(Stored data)

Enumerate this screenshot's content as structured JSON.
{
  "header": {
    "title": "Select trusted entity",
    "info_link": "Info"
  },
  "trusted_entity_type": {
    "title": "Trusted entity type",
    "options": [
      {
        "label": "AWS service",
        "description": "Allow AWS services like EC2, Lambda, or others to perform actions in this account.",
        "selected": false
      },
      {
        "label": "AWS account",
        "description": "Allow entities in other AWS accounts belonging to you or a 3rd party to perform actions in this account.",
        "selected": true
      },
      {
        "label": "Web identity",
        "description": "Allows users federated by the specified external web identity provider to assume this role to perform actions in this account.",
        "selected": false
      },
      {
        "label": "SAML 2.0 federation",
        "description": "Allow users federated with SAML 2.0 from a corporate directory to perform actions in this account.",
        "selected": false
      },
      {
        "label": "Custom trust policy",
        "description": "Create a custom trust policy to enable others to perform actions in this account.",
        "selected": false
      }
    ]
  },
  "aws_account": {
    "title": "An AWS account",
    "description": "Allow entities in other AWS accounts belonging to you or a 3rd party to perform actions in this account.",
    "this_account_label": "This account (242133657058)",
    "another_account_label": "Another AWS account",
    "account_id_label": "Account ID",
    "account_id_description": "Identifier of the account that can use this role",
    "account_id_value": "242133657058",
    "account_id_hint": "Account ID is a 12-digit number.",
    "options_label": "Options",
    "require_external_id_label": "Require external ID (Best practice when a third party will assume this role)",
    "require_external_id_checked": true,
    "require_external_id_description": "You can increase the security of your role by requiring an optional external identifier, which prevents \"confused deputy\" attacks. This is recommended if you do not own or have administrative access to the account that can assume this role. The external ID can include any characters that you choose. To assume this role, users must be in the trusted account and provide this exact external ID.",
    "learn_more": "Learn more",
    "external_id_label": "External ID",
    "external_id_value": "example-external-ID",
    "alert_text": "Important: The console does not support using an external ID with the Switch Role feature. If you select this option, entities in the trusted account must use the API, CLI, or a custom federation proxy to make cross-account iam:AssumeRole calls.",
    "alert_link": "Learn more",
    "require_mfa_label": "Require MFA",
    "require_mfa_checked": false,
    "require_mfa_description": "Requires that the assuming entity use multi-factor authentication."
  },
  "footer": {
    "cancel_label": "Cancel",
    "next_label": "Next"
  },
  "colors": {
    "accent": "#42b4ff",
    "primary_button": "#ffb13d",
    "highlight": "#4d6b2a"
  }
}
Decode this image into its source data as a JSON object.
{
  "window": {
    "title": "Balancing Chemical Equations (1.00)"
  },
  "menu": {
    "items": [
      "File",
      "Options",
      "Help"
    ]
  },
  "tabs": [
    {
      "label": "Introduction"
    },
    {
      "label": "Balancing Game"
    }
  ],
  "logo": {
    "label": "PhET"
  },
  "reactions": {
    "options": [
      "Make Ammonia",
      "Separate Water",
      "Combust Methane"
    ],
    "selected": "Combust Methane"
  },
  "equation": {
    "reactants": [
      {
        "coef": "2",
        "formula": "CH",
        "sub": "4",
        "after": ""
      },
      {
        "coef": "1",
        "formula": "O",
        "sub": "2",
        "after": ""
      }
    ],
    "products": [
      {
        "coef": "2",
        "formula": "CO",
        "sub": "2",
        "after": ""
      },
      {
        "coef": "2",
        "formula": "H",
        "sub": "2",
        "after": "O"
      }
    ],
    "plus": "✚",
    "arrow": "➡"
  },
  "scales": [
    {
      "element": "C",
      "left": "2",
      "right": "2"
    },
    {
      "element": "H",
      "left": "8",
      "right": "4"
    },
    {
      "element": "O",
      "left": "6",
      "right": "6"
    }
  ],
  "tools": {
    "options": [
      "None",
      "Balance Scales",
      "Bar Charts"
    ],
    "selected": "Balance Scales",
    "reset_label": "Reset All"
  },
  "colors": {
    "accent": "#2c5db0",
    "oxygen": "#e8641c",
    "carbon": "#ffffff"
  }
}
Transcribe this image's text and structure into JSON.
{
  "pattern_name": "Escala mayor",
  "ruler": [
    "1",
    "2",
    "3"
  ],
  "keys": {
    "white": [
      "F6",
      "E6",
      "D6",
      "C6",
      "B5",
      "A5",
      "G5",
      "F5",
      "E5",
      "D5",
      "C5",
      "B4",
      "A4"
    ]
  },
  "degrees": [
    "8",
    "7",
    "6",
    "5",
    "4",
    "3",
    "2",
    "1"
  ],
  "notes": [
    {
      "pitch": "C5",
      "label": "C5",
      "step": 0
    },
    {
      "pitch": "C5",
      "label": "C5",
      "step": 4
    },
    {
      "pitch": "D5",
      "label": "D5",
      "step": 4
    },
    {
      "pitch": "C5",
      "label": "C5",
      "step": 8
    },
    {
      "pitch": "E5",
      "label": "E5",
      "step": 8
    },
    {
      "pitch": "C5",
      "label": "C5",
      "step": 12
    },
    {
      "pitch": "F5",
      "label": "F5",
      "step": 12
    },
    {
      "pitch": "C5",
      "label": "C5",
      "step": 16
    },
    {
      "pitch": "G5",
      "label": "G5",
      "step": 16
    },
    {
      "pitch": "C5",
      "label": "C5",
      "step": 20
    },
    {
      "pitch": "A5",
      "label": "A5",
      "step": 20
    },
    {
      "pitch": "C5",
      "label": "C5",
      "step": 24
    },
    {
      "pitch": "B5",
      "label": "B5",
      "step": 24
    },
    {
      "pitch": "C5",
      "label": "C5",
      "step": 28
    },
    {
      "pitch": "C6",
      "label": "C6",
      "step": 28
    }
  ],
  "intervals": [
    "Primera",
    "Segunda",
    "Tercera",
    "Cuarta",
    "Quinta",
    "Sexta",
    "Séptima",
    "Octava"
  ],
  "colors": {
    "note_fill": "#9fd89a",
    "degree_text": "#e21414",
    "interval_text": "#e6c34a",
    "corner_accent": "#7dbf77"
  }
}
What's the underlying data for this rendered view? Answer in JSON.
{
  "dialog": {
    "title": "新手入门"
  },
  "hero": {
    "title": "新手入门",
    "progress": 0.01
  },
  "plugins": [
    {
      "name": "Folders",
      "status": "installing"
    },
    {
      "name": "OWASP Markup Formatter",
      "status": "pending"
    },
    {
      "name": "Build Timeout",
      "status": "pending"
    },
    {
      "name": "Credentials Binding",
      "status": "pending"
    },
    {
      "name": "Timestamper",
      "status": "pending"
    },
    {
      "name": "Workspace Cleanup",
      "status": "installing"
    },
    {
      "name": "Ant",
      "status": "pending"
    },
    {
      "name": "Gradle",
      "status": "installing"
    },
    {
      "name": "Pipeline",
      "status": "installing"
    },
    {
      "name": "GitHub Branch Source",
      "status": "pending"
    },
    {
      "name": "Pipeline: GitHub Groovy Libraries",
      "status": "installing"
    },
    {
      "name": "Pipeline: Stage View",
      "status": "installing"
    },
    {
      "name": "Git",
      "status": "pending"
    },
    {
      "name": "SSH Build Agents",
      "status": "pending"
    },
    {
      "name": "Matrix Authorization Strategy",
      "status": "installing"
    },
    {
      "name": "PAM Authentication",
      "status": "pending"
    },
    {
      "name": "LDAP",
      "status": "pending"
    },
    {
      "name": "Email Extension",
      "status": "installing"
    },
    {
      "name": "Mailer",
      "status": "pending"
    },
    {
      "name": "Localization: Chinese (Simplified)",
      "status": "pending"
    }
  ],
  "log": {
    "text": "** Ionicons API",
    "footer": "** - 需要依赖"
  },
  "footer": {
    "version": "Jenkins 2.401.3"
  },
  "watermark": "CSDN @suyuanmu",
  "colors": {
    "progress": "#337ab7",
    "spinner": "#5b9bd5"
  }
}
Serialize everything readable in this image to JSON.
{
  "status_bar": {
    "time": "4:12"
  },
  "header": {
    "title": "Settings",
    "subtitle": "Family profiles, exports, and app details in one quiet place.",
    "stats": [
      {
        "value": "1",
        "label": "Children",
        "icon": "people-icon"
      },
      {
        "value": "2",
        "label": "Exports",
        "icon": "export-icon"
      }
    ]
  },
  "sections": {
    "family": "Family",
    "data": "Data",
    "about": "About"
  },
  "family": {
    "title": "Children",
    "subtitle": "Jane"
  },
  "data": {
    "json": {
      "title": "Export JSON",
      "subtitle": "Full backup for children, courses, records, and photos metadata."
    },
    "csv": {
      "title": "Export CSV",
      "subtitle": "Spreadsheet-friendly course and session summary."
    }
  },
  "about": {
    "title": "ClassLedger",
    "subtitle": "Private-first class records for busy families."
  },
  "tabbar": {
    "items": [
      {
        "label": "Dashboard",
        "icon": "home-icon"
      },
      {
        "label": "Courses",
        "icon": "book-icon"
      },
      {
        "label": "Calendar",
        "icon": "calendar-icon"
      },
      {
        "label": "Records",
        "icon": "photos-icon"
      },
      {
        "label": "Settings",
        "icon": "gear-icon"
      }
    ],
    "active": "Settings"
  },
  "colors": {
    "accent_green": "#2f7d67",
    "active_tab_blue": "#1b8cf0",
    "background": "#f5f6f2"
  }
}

#### What you should do:
Show the lines from the data above that contain the string "Settings".

#### Output for this exercise:
    "title": "Settings",
        "label": "Settings",
    "active": "Settings"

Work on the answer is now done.